> **Written instruction**
For every line in the records that has the word "Limitations", make a copy.

> **Materials provided**
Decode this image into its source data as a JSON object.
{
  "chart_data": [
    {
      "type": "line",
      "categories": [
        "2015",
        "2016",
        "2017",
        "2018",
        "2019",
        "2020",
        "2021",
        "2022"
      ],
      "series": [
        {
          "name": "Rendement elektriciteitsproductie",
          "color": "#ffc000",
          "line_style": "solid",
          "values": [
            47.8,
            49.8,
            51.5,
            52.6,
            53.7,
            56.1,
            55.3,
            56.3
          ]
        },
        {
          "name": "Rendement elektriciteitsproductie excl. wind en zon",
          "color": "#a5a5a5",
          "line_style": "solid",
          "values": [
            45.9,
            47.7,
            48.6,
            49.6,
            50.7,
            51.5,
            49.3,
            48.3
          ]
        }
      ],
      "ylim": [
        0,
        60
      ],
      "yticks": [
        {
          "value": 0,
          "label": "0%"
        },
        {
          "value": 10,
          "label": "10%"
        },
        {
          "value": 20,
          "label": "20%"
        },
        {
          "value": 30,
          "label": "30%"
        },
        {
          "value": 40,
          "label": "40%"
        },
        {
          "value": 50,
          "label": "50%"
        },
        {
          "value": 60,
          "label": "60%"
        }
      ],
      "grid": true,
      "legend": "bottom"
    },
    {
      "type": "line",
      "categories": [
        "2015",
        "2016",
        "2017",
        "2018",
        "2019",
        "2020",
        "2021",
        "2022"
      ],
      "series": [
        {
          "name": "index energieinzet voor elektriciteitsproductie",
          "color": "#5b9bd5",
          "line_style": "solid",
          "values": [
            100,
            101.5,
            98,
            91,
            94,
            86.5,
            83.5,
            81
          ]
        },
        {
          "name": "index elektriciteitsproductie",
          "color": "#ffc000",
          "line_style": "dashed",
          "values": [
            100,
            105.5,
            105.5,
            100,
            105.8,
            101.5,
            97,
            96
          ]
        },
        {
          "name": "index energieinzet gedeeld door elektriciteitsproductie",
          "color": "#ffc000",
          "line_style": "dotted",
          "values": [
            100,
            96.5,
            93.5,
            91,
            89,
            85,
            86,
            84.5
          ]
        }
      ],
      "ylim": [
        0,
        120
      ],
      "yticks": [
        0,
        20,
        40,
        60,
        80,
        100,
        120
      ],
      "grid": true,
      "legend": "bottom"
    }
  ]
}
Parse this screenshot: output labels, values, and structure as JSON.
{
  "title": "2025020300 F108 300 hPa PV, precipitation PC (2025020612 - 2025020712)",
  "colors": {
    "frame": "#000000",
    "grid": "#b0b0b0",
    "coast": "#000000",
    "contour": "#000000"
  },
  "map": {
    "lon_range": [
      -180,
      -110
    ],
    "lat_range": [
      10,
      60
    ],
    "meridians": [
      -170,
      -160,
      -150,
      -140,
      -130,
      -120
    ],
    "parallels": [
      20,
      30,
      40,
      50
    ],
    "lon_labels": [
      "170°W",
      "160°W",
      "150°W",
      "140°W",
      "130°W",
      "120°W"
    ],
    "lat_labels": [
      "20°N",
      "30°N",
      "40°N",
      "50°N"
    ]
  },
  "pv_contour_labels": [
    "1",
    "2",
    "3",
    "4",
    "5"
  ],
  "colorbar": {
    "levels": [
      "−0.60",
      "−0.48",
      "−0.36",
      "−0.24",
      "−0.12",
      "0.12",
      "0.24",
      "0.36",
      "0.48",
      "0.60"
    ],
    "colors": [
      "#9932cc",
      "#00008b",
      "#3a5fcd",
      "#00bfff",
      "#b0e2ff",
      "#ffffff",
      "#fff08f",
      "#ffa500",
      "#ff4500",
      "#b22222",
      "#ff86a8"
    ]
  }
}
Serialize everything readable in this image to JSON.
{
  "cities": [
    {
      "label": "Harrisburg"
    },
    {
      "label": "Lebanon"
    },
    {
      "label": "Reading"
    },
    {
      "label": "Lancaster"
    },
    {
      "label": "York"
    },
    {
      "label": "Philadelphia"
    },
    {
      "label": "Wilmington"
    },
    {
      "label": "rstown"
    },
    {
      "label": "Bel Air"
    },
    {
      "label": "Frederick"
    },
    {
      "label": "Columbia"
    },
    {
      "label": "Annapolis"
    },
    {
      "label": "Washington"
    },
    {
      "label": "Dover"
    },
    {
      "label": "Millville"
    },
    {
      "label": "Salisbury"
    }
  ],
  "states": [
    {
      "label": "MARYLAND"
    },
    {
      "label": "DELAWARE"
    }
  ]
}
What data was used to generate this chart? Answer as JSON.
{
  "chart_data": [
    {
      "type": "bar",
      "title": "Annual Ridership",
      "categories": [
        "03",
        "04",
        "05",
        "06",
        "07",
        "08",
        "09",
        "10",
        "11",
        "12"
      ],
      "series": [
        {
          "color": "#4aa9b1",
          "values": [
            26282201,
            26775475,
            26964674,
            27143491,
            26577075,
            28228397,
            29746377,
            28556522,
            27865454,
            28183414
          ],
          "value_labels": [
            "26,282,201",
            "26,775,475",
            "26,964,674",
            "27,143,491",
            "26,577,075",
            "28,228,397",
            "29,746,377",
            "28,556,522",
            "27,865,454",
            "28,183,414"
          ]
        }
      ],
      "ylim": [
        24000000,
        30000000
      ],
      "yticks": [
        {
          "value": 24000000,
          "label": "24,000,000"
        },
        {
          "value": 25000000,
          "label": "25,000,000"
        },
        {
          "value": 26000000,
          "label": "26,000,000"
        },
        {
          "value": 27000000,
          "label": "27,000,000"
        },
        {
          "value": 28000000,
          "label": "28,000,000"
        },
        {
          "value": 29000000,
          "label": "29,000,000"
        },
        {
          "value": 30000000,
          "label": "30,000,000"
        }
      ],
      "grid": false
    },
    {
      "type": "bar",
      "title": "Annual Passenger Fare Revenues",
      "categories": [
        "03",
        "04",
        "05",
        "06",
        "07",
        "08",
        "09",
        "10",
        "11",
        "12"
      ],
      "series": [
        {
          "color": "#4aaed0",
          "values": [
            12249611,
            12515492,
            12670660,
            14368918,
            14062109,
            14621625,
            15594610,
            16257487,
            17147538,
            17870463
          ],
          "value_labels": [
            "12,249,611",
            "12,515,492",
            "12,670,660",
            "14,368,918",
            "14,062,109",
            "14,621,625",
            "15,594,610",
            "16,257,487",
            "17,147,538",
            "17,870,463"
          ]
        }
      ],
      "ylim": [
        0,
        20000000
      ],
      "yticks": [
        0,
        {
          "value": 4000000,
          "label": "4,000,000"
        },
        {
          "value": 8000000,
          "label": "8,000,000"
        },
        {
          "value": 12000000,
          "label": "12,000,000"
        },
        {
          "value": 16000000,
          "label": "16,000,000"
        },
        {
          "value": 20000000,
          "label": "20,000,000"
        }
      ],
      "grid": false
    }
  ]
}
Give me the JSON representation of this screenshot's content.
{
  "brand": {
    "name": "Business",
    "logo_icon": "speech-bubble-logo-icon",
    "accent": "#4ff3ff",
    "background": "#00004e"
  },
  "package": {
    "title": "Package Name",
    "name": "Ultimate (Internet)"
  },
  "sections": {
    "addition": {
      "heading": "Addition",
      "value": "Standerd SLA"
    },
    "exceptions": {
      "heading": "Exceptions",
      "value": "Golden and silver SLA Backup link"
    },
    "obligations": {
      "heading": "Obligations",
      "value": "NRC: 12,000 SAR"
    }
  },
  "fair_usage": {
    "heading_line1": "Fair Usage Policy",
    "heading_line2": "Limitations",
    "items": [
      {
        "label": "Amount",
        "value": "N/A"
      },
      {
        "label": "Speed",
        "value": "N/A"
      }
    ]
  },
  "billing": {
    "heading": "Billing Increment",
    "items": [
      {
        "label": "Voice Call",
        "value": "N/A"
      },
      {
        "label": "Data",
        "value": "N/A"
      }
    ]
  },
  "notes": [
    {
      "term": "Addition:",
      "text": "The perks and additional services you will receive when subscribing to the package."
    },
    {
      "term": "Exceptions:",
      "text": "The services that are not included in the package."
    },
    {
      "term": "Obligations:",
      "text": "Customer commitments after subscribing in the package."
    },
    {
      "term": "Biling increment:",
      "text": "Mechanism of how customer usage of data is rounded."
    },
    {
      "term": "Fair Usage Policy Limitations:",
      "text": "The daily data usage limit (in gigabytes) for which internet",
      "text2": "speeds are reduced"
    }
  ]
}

> **Output**
    "heading_line2": "Limitations",
      "term": "Fair Usage Policy Limitations:",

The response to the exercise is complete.